## Data for this exercise

* Start *

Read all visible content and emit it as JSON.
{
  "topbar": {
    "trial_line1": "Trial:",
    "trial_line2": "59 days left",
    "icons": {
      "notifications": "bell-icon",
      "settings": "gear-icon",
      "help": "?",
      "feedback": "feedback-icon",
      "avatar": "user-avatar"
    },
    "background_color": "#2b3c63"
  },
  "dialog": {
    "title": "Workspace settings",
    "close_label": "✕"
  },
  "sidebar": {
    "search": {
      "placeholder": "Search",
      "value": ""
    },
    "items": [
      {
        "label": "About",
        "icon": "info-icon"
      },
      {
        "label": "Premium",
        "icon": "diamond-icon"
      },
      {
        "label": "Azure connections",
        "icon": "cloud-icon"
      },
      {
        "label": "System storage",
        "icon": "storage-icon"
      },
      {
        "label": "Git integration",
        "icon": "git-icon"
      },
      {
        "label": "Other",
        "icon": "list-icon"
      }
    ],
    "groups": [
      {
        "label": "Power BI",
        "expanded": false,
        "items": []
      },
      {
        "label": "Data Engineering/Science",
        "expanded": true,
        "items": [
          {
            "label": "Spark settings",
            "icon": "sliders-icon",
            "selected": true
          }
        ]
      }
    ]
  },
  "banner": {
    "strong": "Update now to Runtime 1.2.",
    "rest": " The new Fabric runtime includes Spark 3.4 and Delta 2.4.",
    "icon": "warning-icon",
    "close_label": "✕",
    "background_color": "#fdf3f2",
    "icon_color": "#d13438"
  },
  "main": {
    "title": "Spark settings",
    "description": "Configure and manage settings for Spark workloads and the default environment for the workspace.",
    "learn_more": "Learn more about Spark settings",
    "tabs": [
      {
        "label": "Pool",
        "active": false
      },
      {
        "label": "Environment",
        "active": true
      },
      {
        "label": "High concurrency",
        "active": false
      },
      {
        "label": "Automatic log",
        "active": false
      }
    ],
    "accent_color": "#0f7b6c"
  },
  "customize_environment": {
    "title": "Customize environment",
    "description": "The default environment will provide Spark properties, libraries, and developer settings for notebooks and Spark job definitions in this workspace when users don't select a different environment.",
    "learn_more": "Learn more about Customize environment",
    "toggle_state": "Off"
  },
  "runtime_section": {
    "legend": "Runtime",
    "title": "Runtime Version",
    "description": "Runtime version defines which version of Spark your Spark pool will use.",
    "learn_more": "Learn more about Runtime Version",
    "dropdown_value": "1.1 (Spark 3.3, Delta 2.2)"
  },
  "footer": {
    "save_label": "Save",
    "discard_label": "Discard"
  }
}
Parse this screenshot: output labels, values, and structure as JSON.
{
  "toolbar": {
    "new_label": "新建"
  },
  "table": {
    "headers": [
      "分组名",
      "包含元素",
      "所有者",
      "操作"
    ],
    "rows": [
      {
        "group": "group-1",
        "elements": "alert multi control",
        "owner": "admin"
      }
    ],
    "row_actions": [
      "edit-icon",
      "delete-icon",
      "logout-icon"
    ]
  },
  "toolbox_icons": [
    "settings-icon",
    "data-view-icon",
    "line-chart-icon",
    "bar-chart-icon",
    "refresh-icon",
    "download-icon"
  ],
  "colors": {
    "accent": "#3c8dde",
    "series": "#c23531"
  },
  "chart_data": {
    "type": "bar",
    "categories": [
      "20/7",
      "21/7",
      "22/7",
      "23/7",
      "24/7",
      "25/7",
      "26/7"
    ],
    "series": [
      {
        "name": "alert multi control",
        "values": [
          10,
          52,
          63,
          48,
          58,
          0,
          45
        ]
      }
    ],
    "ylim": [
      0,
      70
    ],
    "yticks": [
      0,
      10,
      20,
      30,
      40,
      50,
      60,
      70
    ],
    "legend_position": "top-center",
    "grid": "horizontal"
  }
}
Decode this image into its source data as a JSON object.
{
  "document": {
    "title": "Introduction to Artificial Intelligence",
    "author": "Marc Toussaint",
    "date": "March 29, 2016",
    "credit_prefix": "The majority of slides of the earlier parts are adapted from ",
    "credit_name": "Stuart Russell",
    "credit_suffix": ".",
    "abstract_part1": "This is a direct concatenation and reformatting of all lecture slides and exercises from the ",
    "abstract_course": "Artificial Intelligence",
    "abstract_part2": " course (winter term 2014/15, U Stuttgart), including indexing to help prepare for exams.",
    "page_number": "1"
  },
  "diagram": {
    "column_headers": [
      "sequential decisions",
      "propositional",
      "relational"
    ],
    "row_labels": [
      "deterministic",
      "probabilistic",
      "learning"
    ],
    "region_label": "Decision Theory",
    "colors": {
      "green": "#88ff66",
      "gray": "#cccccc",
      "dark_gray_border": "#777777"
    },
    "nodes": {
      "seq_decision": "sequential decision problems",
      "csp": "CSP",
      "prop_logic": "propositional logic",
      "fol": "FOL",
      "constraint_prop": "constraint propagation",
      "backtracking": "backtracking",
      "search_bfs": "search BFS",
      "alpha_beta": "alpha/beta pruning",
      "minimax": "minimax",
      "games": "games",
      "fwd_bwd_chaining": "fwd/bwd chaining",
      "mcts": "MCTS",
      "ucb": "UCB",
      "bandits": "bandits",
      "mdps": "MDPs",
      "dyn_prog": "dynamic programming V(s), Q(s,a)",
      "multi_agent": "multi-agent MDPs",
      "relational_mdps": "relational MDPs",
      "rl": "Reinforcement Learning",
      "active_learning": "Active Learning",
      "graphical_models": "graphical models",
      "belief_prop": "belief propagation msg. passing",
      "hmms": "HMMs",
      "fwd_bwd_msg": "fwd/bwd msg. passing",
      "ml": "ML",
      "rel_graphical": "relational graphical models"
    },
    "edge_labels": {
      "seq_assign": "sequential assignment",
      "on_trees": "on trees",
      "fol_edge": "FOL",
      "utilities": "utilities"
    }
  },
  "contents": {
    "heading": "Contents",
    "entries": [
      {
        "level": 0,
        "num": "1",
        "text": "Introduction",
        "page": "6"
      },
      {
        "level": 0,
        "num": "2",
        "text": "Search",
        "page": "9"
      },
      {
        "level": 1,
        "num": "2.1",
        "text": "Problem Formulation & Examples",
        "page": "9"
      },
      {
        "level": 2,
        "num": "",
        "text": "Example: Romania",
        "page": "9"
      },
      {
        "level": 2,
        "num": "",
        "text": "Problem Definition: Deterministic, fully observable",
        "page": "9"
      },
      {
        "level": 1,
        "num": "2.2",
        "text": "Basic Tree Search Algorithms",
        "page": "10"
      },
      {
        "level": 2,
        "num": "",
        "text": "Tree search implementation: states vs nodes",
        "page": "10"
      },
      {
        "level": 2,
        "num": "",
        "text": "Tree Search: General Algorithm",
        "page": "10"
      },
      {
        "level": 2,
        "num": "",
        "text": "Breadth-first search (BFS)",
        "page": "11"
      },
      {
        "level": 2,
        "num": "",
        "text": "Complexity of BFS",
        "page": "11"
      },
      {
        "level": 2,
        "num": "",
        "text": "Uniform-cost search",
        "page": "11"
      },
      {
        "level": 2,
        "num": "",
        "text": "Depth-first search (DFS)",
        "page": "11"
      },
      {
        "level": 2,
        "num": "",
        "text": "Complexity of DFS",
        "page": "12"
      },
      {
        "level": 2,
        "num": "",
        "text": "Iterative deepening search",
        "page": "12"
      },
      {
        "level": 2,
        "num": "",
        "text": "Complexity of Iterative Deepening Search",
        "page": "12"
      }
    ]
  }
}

* End *

## To be done
Reproduce the entries above in full, verbatim.

## Solved exercise
Read all visible content and emit it as JSON.
{
  "topbar": {
    "trial_line1": "Trial:",
    "trial_line2": "59 days left",
    "icons": {
      "notifications": "bell-icon",
      "settings": "gear-icon",
      "help": "?",
      "feedback": "feedback-icon",
      "avatar": "user-avatar"
    },
    "background_color": "#2b3c63"
  },
  "dialog": {
    "title": "Workspace settings",
    "close_label": "✕"
  },
  "sidebar": {
    "search": {
      "placeholder": "Search",
      "value": ""
    },
    "items": [
      {
        "label": "About",
        "icon": "info-icon"
      },
      {
        "label": "Premium",
        "icon": "diamond-icon"
      },
      {
        "label": "Azure connections",
        "icon": "cloud-icon"
      },
      {
        "label": "System storage",
        "icon": "storage-icon"
      },
      {
        "label": "Git integration",
        "icon": "git-icon"
      },
      {
        "label": "Other",
        "icon": "list-icon"
      }
    ],
    "groups": [
      {
        "label": "Power BI",
        "expanded": false,
        "items": []
      },
      {
        "label": "Data Engineering/Science",
        "expanded": true,
        "items": [
          {
            "label": "Spark settings",
            "icon": "sliders-icon",
            "selected": true
          }
        ]
      }
    ]
  },
  "banner": {
    "strong": "Update now to Runtime 1.2.",
    "rest": " The new Fabric runtime includes Spark 3.4 and Delta 2.4.",
    "icon": "warning-icon",
    "close_label": "✕",
    "background_color": "#fdf3f2",
    "icon_color": "#d13438"
  },
  "main": {
    "title": "Spark settings",
    "description": "Configure and manage settings for Spark workloads and the default environment for the workspace.",
    "learn_more": "Learn more about Spark settings",
    "tabs": [
      {
        "label": "Pool",
        "active": false
      },
      {
        "label": "Environment",
        "active": true
      },
      {
        "label": "High concurrency",
        "active": false
      },
      {
        "label": "Automatic log",
        "active": false
      }
    ],
    "accent_color": "#0f7b6c"
  },
  "customize_environment": {
    "title": "Customize environment",
    "description": "The default environment will provide Spark properties, libraries, and developer settings for notebooks and Spark job definitions in this workspace when users don't select a different environment.",
    "learn_more": "Learn more about Customize environment",
    "toggle_state": "Off"
  },
  "runtime_section": {
    "legend": "Runtime",
    "title": "Runtime Version",
    "description": "Runtime version defines which version of Spark your Spark pool will use.",
    "learn_more": "Learn more about Runtime Version",
    "dropdown_value": "1.1 (Spark 3.3, Delta 2.2)"
  },
  "footer": {
    "save_label": "Save",
    "discard_label": "Discard"
  }
}
Parse this screenshot: output labels, values, and structure as JSON.
{
  "toolbar": {
    "new_label": "新建"
  },
  "table": {
    "headers": [
      "分组名",
      "包含元素",
      "所有者",
      "操作"
    ],
    "rows": [
      {
        "group": "group-1",
        "elements": "alert multi control",
        "owner": "admin"
      }
    ],
    "row_actions": [
      "edit-icon",
      "delete-icon",
      "logout-icon"
    ]
  },
  "toolbox_icons": [
    "settings-icon",
    "data-view-icon",
    "line-chart-icon",
    "bar-chart-icon",
    "refresh-icon",
    "download-icon"
  ],
  "colors": {
    "accent": "#3c8dde",
    "series": "#c23531"
  },
  "chart_data": {
    "type": "bar",
    "categories": [
      "20/7",
      "21/7",
      "22/7",
      "23/7",
      "24/7",
      "25/7",
      "26/7"
    ],
    "series": [
      {
        "name": "alert multi control",
        "values": [
          10,
          52,
          63,
          48,
          58,
          0,
          45
        ]
      }
    ],
    "ylim": [
      0,
      70
    ],
    "yticks": [
      0,
      10,
      20,
      30,
      40,
      50,
      60,
      70
    ],
    "legend_position": "top-center",
    "grid": "horizontal"
  }
}
Decode this image into its source data as a JSON object.
{
  "document": {
    "title": "Introduction to Artificial Intelligence",
    "author": "Marc Toussaint",
    "date": "March 29, 2016",
    "credit_prefix": "The majority of slides of the earlier parts are adapted from ",
    "credit_name": "Stuart Russell",
    "credit_suffix": ".",
    "abstract_part1": "This is a direct concatenation and reformatting of all lecture slides and exercises from the ",
    "abstract_course": "Artificial Intelligence",
    "abstract_part2": " course (winter term 2014/15, U Stuttgart), including indexing to help prepare for exams.",
    "page_number": "1"
  },
  "diagram": {
    "column_headers": [
      "sequential decisions",
      "propositional",
      "relational"
    ],
    "row_labels": [
      "deterministic",
      "probabilistic",
      "learning"
    ],
    "region_label": "Decision Theory",
    "colors": {
      "green": "#88ff66",
      "gray": "#cccccc",
      "dark_gray_border": "#777777"
    },
    "nodes": {
      "seq_decision": "sequential decision problems",
      "csp": "CSP",
      "prop_logic": "propositional logic",
      "fol": "FOL",
      "constraint_prop": "constraint propagation",
      "backtracking": "backtracking",
      "search_bfs": "search BFS",
      "alpha_beta": "alpha/beta pruning",
      "minimax": "minimax",
      "games": "games",
      "fwd_bwd_chaining": "fwd/bwd chaining",
      "mcts": "MCTS",
      "ucb": "UCB",
      "bandits": "bandits",
      "mdps": "MDPs",
      "dyn_prog": "dynamic programming V(s), Q(s,a)",
      "multi_agent": "multi-agent MDPs",
      "relational_mdps": "relational MDPs",
      "rl": "Reinforcement Learning",
      "active_learning": "Active Learning",
      "graphical_models": "graphical models",
      "belief_prop": "belief propagation msg. passing",
      "hmms": "HMMs",
      "fwd_bwd_msg": "fwd/bwd msg. passing",
      "ml": "ML",
      "rel_graphical": "relational graphical models"
    },
    "edge_labels": {
      "seq_assign": "sequential assignment",
      "on_trees": "on trees",
      "fol_edge": "FOL",
      "utilities": "utilities"
    }
  },
  "contents": {
    "heading": "Contents",
    "entries": [
      {
        "level": 0,
        "num": "1",
        "text": "Introduction",
        "page": "6"
      },
      {
        "level": 0,
        "num": "2",
        "text": "Search",
        "page": "9"
      },
      {
        "level": 1,
        "num": "2.1",
        "text": "Problem Formulation & Examples",
        "page": "9"
      },
      {
        "level": 2,
        "num": "",
        "text": "Example: Romania",
        "page": "9"
      },
      {
        "level": 2,
        "num": "",
        "text": "Problem Definition: Deterministic, fully observable",
        "page": "9"
      },
      {
        "level": 1,
        "num": "2.2",
        "text": "Basic Tree Search Algorithms",
        "page": "10"
      },
      {
        "level": 2,
        "num": "",
        "text": "Tree search implementation: states vs nodes",
        "page": "10"
      },
      {
        "level": 2,
        "num": "",
        "text": "Tree Search: General Algorithm",
        "page": "10"
      },
      {
        "level": 2,
        "num": "",
        "text": "Breadth-first search (BFS)",
        "page": "11"
      },
      {
        "level": 2,
        "num": "",
        "text": "Complexity of BFS",
        "page": "11"
      },
      {
        "level": 2,
        "num": "",
        "text": "Uniform-cost search",
        "page": "11"
      },
      {
        "level": 2,
        "num": "",
        "text": "Depth-first search (DFS)",
        "page": "11"
      },
      {
        "level": 2,
        "num": "",
        "text": "Complexity of DFS",
        "page": "12"
      },
      {
        "level": 2,
        "num": "",
        "text": "Iterative deepening search",
        "page": "12"
      },
      {
        "level": 2,
        "num": "",
        "text": "Complexity of Iterative Deepening Search",
        "page": "12"
      }
    ]
  }
}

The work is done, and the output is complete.